__WRITTEN INSTRUCTION__
Copy out the listing exactly.

— Begin MATERIAL SUPPLIED —

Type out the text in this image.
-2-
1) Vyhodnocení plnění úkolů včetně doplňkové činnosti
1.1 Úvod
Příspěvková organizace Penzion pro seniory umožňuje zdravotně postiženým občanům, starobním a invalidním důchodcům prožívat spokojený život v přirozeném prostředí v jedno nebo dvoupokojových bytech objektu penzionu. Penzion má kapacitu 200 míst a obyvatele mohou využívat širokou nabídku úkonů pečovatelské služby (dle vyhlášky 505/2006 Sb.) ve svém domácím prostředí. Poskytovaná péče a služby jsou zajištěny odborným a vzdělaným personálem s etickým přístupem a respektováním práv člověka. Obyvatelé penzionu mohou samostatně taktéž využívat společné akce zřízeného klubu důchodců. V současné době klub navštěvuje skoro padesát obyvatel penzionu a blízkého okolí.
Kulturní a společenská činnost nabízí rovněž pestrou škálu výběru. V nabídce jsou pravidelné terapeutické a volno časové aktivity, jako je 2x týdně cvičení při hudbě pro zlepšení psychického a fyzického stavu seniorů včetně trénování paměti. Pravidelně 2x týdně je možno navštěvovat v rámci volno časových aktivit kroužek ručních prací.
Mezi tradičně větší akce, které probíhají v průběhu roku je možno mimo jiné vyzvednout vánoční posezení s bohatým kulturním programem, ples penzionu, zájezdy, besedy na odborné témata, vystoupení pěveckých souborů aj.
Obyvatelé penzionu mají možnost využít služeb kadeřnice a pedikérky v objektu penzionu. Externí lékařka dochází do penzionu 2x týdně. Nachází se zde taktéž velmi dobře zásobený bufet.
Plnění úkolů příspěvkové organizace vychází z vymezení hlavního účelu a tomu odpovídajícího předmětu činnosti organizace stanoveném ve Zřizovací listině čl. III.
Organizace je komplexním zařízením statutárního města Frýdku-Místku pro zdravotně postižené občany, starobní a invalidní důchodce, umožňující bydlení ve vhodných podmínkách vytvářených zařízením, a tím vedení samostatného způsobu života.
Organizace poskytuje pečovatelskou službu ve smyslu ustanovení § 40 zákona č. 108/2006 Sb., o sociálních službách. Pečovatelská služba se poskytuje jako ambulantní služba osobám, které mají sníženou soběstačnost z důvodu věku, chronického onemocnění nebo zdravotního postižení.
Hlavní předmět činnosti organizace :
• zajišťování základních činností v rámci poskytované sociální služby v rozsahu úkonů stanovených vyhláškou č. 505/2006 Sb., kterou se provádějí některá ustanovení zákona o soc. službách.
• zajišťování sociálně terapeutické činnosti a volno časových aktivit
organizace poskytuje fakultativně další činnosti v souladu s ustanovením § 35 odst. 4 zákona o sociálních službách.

— End MATERIAL SUPPLIED —

__SOLUTION TO THIS PROBLEM__
Type out the text in this image.
-2-
1) Vyhodnocení plnění úkolů včetně doplňkové činnosti
1.1 Úvod
Příspěvková organizace Penzion pro seniory umožňuje zdravotně postiženým občanům, starobním a invalidním důchodcům prožívat spokojený život v přirozeném prostředí v jedno nebo dvoupokojových bytech objektu penzionu. Penzion má kapacitu 200 míst a obyvatele mohou využívat širokou nabídku úkonů pečovatelské služby (dle vyhlášky 505/2006 Sb.) ve svém domácím prostředí. Poskytovaná péče a služby jsou zajištěny odborným a vzdělaným personálem s etickým přístupem a respektováním práv člověka. Obyvatelé penzionu mohou samostatně taktéž využívat společné akce zřízeného klubu důchodců. V současné době klub navštěvuje skoro padesát obyvatel penzionu a blízkého okolí.
Kulturní a společenská činnost nabízí rovněž pestrou škálu výběru. V nabídce jsou pravidelné terapeutické a volno časové aktivity, jako je 2x týdně cvičení při hudbě pro zlepšení psychického a fyzického stavu seniorů včetně trénování paměti. Pravidelně 2x týdně je možno navštěvovat v rámci volno časových aktivit kroužek ručních prací.
Mezi tradičně větší akce, které probíhají v průběhu roku je možno mimo jiné vyzvednout vánoční posezení s bohatým kulturním programem, ples penzionu, zájezdy, besedy na odborné témata, vystoupení pěveckých souborů aj.
Obyvatelé penzionu mají možnost využít služeb kadeřnice a pedikérky v objektu penzionu. Externí lékařka dochází do penzionu 2x týdně. Nachází se zde taktéž velmi dobře zásobený bufet.
Plnění úkolů příspěvkové organizace vychází z vymezení hlavního účelu a tomu odpovídajícího předmětu činnosti organizace stanoveném ve Zřizovací listině čl. III.
Organizace je komplexním zařízením statutárního města Frýdku-Místku pro zdravotně postižené občany, starobní a invalidní důchodce, umožňující bydlení ve vhodných podmínkách vytvářených zařízením, a tím vedení samostatného způsobu života.
Organizace poskytuje pečovatelskou službu ve smyslu ustanovení § 40 zákona č. 108/2006 Sb., o sociálních službách. Pečovatelská služba se poskytuje jako ambulantní služba osobám, které mají sníženou soběstačnost z důvodu věku, chronického onemocnění nebo zdravotního postižení.
Hlavní předmět činnosti organizace :
• zajišťování základních činností v rámci poskytované sociální služby v rozsahu úkonů stanovených vyhláškou č. 505/2006 Sb., kterou se provádějí některá ustanovení zákona o soc. službách.
• zajišťování sociálně terapeutické činnosti a volno časových aktivit
organizace poskytuje fakultativně další činnosti v souladu s ustanovením § 35 odst. 4 zákona o sociálních službách.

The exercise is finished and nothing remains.